MONTREAL -- Canada's major telecom companies are challenging part of the CRTC's new wireless code of conduct, saying it would affect millions of three-year cellphone contracts retroactively.
Rogers, Bell, Telus, SaskTel, Manitoba Telecom Services and others say the code would retroactively apply to three-year contracts signed before it comes into effect on Dec. 2.
They say that would include this year's busy back-to-school and pre-holiday sales.
The telecom companies said Wednesday the result will be confusion for carriers and consumers and have turned to the Federal Court of Appeal to resolve the issue.
"Wireless service providers that continue to offer three-year fixed-term contracts with a heavily subsidized device do not know whether these customers will be entitled to cancel those contracts after two years starting June 3, 2015, without repaying the unpaid portion of their device subsidy," the telecom companies said in their legal brief seeking leave to appeal that part of the code.
The sticking point for the companies is the subsidy on a device, usually an expensive smartphone that can cost as much as $700, customers receive when they agree to a three-year contract.
"The application of the wireless code to those contracts that terminate after 3 June 2015 is uncertain," the companies said in their brief.
The CRTC has said the "wireless code should apply to all contracts, no matter when they were entered into, by no later than (June 3) 2015," the brief said.
The Canadian Radio-television and Telecommunications Commission said it had no comment on Wednesday since the matter is now before the courts.
Under the new rules the CRTC unveiled last month, cellphone customers will be able to walk away from their contracts after two years without any early-cancellation penalties.
The CRTC ruled early-cancellation fees must not exceed the value of a device subsidy and must be gradually eliminated over 24 months.
But the telecom companies note the CRTC through its staff members has taken "inconsistent positions" on whether the code applies on a mandatory basis to contracts signed before Dec. 2.
Telus spokesman Shawn Hall said changing contracts that have already been signed by consumers is a "troublesome precedent" and the company has been unable to get a firm answer from the CRTC on whether its decision is retroactive.
"So we are seeking clarity from the courts," Hall said.
"We support the code and are actively working to implement the code, but we're concerned about this one aspect of it."
Advocacy group OpenMedia.ca said the code should be applied retroactively and Canadians will be upset otherwise.

### Data section
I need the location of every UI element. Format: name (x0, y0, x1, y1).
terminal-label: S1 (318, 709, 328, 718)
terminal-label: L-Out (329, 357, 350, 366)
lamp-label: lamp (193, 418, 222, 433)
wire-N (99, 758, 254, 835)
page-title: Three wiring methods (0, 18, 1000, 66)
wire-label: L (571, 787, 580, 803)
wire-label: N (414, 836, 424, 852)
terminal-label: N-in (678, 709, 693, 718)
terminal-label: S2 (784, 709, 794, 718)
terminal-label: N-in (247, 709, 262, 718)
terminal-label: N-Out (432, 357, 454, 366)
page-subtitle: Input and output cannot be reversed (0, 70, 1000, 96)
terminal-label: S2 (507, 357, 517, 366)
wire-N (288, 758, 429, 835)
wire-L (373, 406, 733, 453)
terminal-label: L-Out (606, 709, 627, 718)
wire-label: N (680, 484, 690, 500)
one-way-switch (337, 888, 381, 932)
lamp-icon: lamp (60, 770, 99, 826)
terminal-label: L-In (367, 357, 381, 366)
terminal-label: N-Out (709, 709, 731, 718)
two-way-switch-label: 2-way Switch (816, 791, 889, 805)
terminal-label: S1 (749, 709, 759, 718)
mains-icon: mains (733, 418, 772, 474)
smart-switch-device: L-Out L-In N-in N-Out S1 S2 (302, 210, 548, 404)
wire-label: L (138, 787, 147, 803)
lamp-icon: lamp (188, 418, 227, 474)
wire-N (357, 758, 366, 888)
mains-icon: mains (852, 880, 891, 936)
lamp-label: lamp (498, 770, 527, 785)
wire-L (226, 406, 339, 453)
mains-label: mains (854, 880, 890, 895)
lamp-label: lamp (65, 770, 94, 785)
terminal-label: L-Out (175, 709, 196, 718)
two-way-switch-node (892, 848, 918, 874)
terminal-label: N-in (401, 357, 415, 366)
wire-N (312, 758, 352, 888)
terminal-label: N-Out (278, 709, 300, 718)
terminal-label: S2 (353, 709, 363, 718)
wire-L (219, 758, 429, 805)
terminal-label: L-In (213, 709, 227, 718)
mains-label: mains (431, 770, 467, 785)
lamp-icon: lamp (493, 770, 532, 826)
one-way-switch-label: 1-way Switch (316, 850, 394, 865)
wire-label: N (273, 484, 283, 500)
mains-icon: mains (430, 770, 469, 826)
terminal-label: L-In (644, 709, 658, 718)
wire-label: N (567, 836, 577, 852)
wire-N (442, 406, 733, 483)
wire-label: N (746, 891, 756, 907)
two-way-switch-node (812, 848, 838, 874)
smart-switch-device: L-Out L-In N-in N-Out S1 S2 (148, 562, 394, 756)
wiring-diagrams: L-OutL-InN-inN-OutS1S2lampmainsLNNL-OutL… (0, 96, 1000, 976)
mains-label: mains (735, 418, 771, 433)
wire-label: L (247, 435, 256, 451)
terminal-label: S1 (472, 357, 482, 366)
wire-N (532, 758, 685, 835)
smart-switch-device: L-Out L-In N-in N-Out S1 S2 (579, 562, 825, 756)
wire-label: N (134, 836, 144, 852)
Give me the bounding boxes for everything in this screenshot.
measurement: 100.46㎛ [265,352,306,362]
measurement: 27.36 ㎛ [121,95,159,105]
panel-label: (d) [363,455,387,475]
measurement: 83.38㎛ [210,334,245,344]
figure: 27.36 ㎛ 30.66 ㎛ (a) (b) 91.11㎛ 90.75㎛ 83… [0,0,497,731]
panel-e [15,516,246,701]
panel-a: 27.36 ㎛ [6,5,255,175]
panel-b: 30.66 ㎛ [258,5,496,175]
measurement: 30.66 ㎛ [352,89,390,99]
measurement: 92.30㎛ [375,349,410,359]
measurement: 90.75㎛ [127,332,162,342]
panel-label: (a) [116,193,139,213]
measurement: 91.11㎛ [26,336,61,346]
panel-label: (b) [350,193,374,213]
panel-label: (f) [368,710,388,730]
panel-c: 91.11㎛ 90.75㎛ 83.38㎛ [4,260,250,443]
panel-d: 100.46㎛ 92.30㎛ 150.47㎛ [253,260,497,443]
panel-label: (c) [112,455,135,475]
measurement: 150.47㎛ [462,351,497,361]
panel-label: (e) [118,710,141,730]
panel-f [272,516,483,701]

### Instructions
1. List every telecom company the article on the CRTC wireless code names as challenging part of the code.
2. Using the article on the CRTC wireless code, decide whether each statement agrees with it. Answer yes or no for each and quote the deciding words. (a) The code comes into effect on Dec. 2. (b) The CRTC commented on the challenge on Wednesday. (c) Telus opposes the code as a whole.

### Answers to the exercise
1. Rogers, Bell, Telus, SaskTel, Manitoba Telecom Services

2.
(a) Yes: "the code would retroactively apply to three-year contracts signed before it comes into effect on Dec. 2."
(b) No: "The Canadian Radio-television and Telecommunications Commission said it had no comment on Wednesday since the matter is now before the courts."
(c) No: "We support the code and are actively working to implement the code, but we're concerned about this one aspect of it."